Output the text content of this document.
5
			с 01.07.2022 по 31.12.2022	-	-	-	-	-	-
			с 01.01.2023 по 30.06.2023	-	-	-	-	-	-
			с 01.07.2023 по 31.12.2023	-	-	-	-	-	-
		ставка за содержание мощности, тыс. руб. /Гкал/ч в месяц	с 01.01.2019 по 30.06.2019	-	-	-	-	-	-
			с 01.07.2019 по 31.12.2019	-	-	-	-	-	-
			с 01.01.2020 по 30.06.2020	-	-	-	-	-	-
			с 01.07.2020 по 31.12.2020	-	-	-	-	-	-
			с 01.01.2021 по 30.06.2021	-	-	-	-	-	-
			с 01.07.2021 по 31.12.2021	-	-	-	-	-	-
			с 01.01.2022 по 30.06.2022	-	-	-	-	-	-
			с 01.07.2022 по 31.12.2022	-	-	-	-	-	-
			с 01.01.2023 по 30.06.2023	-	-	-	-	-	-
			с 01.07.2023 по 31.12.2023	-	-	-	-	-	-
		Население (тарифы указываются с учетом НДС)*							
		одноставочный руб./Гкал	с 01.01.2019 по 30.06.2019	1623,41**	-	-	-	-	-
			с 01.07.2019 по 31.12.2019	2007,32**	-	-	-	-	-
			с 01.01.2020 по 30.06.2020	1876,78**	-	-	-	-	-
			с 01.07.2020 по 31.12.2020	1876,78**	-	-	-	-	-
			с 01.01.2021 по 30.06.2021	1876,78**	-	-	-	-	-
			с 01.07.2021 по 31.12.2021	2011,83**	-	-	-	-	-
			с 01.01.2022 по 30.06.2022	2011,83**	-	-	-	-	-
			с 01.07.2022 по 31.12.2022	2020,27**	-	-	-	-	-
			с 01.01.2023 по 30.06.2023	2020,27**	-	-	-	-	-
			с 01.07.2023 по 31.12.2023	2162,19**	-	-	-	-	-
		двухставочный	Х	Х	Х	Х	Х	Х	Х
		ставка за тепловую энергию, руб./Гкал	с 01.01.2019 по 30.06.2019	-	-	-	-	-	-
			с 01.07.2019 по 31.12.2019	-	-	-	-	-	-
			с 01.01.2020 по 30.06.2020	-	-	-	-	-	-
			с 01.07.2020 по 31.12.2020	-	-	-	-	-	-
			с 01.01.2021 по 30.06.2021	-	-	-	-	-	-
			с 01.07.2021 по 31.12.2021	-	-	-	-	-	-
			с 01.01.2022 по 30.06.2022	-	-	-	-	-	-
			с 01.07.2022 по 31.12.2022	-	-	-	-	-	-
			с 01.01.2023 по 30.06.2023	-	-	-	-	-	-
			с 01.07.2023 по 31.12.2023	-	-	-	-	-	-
============================================================
→ Aim
Using the entries above, state how many lines include the word "ставка", with no other words.

→ Finished task
2